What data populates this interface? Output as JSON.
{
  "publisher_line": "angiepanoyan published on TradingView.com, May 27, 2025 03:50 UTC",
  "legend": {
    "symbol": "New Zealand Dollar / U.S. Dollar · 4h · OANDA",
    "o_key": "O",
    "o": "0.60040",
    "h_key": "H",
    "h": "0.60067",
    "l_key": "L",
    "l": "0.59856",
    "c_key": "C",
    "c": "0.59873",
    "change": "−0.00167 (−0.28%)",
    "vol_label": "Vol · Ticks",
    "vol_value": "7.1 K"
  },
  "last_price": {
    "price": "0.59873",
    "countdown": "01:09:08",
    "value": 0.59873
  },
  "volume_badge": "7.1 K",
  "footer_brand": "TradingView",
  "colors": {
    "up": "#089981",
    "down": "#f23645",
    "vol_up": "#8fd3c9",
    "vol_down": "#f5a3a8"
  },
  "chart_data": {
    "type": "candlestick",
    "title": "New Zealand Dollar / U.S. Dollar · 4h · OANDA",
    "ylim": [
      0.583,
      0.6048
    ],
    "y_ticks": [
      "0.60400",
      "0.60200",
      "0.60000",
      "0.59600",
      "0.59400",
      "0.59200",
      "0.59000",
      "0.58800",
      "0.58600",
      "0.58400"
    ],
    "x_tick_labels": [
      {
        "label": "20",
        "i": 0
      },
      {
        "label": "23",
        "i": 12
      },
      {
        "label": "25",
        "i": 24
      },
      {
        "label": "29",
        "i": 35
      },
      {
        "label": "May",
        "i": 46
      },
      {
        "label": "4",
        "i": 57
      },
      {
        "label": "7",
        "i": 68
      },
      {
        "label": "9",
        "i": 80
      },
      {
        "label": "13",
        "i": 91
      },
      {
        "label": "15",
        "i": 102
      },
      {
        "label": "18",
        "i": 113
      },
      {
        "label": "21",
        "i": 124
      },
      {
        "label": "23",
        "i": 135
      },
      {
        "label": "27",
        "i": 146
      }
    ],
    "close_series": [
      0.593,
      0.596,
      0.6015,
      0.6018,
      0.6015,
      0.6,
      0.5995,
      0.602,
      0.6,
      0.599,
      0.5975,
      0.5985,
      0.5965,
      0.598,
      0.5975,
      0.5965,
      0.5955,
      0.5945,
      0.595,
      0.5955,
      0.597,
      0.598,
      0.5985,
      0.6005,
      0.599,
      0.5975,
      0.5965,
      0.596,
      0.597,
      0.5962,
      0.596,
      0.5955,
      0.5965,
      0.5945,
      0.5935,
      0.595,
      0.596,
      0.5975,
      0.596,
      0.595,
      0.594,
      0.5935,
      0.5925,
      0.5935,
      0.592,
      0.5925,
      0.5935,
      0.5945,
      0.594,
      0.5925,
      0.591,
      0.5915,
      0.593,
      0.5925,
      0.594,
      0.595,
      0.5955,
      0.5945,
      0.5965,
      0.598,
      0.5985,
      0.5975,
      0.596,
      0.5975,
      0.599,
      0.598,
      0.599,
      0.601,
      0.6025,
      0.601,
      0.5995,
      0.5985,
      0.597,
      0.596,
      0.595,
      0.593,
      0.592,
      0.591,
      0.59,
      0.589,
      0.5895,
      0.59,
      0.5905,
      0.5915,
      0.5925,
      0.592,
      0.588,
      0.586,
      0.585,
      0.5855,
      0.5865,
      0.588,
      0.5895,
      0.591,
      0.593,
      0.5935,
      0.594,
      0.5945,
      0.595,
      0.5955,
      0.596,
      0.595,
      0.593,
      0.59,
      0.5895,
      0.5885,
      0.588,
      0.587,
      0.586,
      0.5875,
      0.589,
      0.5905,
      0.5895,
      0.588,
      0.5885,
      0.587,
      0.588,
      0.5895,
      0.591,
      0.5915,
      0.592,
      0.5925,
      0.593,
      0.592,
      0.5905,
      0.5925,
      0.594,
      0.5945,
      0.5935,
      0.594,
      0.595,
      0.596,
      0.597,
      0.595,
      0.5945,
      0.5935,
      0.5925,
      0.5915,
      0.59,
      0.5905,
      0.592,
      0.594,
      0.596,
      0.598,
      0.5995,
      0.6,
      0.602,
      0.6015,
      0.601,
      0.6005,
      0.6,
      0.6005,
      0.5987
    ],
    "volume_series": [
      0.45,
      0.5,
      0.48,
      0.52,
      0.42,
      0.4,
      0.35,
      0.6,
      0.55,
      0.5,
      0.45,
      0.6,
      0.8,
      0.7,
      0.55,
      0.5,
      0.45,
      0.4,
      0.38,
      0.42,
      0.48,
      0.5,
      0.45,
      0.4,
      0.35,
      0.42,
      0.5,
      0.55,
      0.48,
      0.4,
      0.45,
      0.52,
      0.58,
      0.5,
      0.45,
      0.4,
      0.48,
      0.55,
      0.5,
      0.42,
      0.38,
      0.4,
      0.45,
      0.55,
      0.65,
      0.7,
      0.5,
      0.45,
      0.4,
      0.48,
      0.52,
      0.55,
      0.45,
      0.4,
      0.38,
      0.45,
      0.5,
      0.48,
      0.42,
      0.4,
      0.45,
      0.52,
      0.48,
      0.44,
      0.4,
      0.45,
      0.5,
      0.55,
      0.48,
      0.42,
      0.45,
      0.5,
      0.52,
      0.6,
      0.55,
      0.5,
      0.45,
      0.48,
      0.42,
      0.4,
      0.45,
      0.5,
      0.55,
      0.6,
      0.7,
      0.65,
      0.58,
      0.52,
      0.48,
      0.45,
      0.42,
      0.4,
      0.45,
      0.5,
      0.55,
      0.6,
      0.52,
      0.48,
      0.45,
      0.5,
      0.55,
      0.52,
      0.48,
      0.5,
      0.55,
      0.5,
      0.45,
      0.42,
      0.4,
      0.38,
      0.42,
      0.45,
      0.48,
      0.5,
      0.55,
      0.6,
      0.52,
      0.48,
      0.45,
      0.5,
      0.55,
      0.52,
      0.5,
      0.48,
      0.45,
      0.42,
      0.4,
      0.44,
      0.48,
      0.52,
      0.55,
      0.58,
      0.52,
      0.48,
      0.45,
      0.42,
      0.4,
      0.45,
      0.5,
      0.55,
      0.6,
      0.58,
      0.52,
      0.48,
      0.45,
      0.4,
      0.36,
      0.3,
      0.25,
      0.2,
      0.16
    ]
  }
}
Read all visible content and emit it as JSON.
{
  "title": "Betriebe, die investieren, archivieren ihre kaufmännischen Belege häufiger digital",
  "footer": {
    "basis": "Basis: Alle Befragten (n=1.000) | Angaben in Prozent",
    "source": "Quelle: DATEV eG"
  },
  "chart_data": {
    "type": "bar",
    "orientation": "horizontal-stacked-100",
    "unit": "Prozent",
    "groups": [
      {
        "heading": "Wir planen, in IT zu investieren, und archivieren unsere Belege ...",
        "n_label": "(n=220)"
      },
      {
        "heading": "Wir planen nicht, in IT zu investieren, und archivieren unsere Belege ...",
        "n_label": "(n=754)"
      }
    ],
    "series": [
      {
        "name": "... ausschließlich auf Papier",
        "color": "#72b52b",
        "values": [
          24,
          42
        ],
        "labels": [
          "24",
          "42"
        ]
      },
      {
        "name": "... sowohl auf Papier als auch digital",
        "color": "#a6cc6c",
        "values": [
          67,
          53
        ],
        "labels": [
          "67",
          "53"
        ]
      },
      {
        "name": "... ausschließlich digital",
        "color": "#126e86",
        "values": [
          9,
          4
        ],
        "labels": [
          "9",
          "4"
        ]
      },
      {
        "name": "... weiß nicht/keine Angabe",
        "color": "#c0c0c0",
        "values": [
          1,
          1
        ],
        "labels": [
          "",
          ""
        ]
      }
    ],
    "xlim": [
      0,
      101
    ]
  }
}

DIRECTIONS FOR THIS TASK:
Repeat all of the entries exactly.

EXERCISE OUTPUT:
What data populates this interface? Output as JSON.
{
  "publisher_line": "angiepanoyan published on TradingView.com, May 27, 2025 03:50 UTC",
  "legend": {
    "symbol": "New Zealand Dollar / U.S. Dollar · 4h · OANDA",
    "o_key": "O",
    "o": "0.60040",
    "h_key": "H",
    "h": "0.60067",
    "l_key": "L",
    "l": "0.59856",
    "c_key": "C",
    "c": "0.59873",
    "change": "−0.00167 (−0.28%)",
    "vol_label": "Vol · Ticks",
    "vol_value": "7.1 K"
  },
  "last_price": {
    "price": "0.59873",
    "countdown": "01:09:08",
    "value": 0.59873
  },
  "volume_badge": "7.1 K",
  "footer_brand": "TradingView",
  "colors": {
    "up": "#089981",
    "down": "#f23645",
    "vol_up": "#8fd3c9",
    "vol_down": "#f5a3a8"
  },
  "chart_data": {
    "type": "candlestick",
    "title": "New Zealand Dollar / U.S. Dollar · 4h · OANDA",
    "ylim": [
      0.583,
      0.6048
    ],
    "y_ticks": [
      "0.60400",
      "0.60200",
      "0.60000",
      "0.59600",
      "0.59400",
      "0.59200",
      "0.59000",
      "0.58800",
      "0.58600",
      "0.58400"
    ],
    "x_tick_labels": [
      {
        "label": "20",
        "i": 0
      },
      {
        "label": "23",
        "i": 12
      },
      {
        "label": "25",
        "i": 24
      },
      {
        "label": "29",
        "i": 35
      },
      {
        "label": "May",
        "i": 46
      },
      {
        "label": "4",
        "i": 57
      },
      {
        "label": "7",
        "i": 68
      },
      {
        "label": "9",
        "i": 80
      },
      {
        "label": "13",
        "i": 91
      },
      {
        "label": "15",
        "i": 102
      },
      {
        "label": "18",
        "i": 113
      },
      {
        "label": "21",
        "i": 124
      },
      {
        "label": "23",
        "i": 135
      },
      {
        "label": "27",
        "i": 146
      }
    ],
    "close_series": [
      0.593,
      0.596,
      0.6015,
      0.6018,
      0.6015,
      0.6,
      0.5995,
      0.602,
      0.6,
      0.599,
      0.5975,
      0.5985,
      0.5965,
      0.598,
      0.5975,
      0.5965,
      0.5955,
      0.5945,
      0.595,
      0.5955,
      0.597,
      0.598,
      0.5985,
      0.6005,
      0.599,
      0.5975,
      0.5965,
      0.596,
      0.597,
      0.5962,
      0.596,
      0.5955,
      0.5965,
      0.5945,
      0.5935,
      0.595,
      0.596,
      0.5975,
      0.596,
      0.595,
      0.594,
      0.5935,
      0.5925,
      0.5935,
      0.592,
      0.5925,
      0.5935,
      0.5945,
      0.594,
      0.5925,
      0.591,
      0.5915,
      0.593,
      0.5925,
      0.594,
      0.595,
      0.5955,
      0.5945,
      0.5965,
      0.598,
      0.5985,
      0.5975,
      0.596,
      0.5975,
      0.599,
      0.598,
      0.599,
      0.601,
      0.6025,
      0.601,
      0.5995,
      0.5985,
      0.597,
      0.596,
      0.595,
      0.593,
      0.592,
      0.591,
      0.59,
      0.589,
      0.5895,
      0.59,
      0.5905,
      0.5915,
      0.5925,
      0.592,
      0.588,
      0.586,
      0.585,
      0.5855,
      0.5865,
      0.588,
      0.5895,
      0.591,
      0.593,
      0.5935,
      0.594,
      0.5945,
      0.595,
      0.5955,
      0.596,
      0.595,
      0.593,
      0.59,
      0.5895,
      0.5885,
      0.588,
      0.587,
      0.586,
      0.5875,
      0.589,
      0.5905,
      0.5895,
      0.588,
      0.5885,
      0.587,
      0.588,
      0.5895,
      0.591,
      0.5915,
      0.592,
      0.5925,
      0.593,
      0.592,
      0.5905,
      0.5925,
      0.594,
      0.5945,
      0.5935,
      0.594,
      0.595,
      0.596,
      0.597,
      0.595,
      0.5945,
      0.5935,
      0.5925,
      0.5915,
      0.59,
      0.5905,
      0.592,
      0.594,
      0.596,
      0.598,
      0.5995,
      0.6,
      0.602,
      0.6015,
      0.601,
      0.6005,
      0.6,
      0.6005,
      0.5987
    ],
    "volume_series": [
      0.45,
      0.5,
      0.48,
      0.52,
      0.42,
      0.4,
      0.35,
      0.6,
      0.55,
      0.5,
      0.45,
      0.6,
      0.8,
      0.7,
      0.55,
      0.5,
      0.45,
      0.4,
      0.38,
      0.42,
      0.48,
      0.5,
      0.45,
      0.4,
      0.35,
      0.42,
      0.5,
      0.55,
      0.48,
      0.4,
      0.45,
      0.52,
      0.58,
      0.5,
      0.45,
      0.4,
      0.48,
      0.55,
      0.5,
      0.42,
      0.38,
      0.4,
      0.45,
      0.55,
      0.65,
      0.7,
      0.5,
      0.45,
      0.4,
      0.48,
      0.52,
      0.55,
      0.45,
      0.4,
      0.38,
      0.45,
      0.5,
      0.48,
      0.42,
      0.4,
      0.45,
      0.52,
      0.48,
      0.44,
      0.4,
      0.45,
      0.5,
      0.55,
      0.48,
      0.42,
      0.45,
      0.5,
      0.52,
      0.6,
      0.55,
      0.5,
      0.45,
      0.48,
      0.42,
      0.4,
      0.45,
      0.5,
      0.55,
      0.6,
      0.7,
      0.65,
      0.58,
      0.52,
      0.48,
      0.45,
      0.42,
      0.4,
      0.45,
      0.5,
      0.55,
      0.6,
      0.52,
      0.48,
      0.45,
      0.5,
      0.55,
      0.52,
      0.48,
      0.5,
      0.55,
      0.5,
      0.45,
      0.42,
      0.4,
      0.38,
      0.42,
      0.45,
      0.48,
      0.5,
      0.55,
      0.6,
      0.52,
      0.48,
      0.45,
      0.5,
      0.55,
      0.52,
      0.5,
      0.48,
      0.45,
      0.42,
      0.4,
      0.44,
      0.48,
      0.52,
      0.55,
      0.58,
      0.52,
      0.48,
      0.45,
      0.42,
      0.4,
      0.45,
      0.5,
      0.55,
      0.6,
      0.58,
      0.52,
      0.48,
      0.45,
      0.4,
      0.36,
      0.3,
      0.25,
      0.2,
      0.16
    ]
  }
}
Read all visible content and emit it as JSON.
{
  "title": "Betriebe, die investieren, archivieren ihre kaufmännischen Belege häufiger digital",
  "footer": {
    "basis": "Basis: Alle Befragten (n=1.000) | Angaben in Prozent",
    "source": "Quelle: DATEV eG"
  },
  "chart_data": {
    "type": "bar",
    "orientation": "horizontal-stacked-100",
    "unit": "Prozent",
    "groups": [
      {
        "heading": "Wir planen, in IT zu investieren, und archivieren unsere Belege ...",
        "n_label": "(n=220)"
      },
      {
        "heading": "Wir planen nicht, in IT zu investieren, und archivieren unsere Belege ...",
        "n_label": "(n=754)"
      }
    ],
    "series": [
      {
        "name": "... ausschließlich auf Papier",
        "color": "#72b52b",
        "values": [
          24,
          42
        ],
        "labels": [
          "24",
          "42"
        ]
      },
      {
        "name": "... sowohl auf Papier als auch digital",
        "color": "#a6cc6c",
        "values": [
          67,
          53
        ],
        "labels": [
          "67",
          "53"
        ]
      },
      {
        "name": "... ausschließlich digital",
        "color": "#126e86",
        "values": [
          9,
          4
        ],
        "labels": [
          "9",
          "4"
        ]
      },
      {
        "name": "... weiß nicht/keine Angabe",
        "color": "#c0c0c0",
        "values": [
          1,
          1
        ],
        "labels": [
          "",
          ""
        ]
      }
    ],
    "xlim": [
      0,
      101
    ]
  }
}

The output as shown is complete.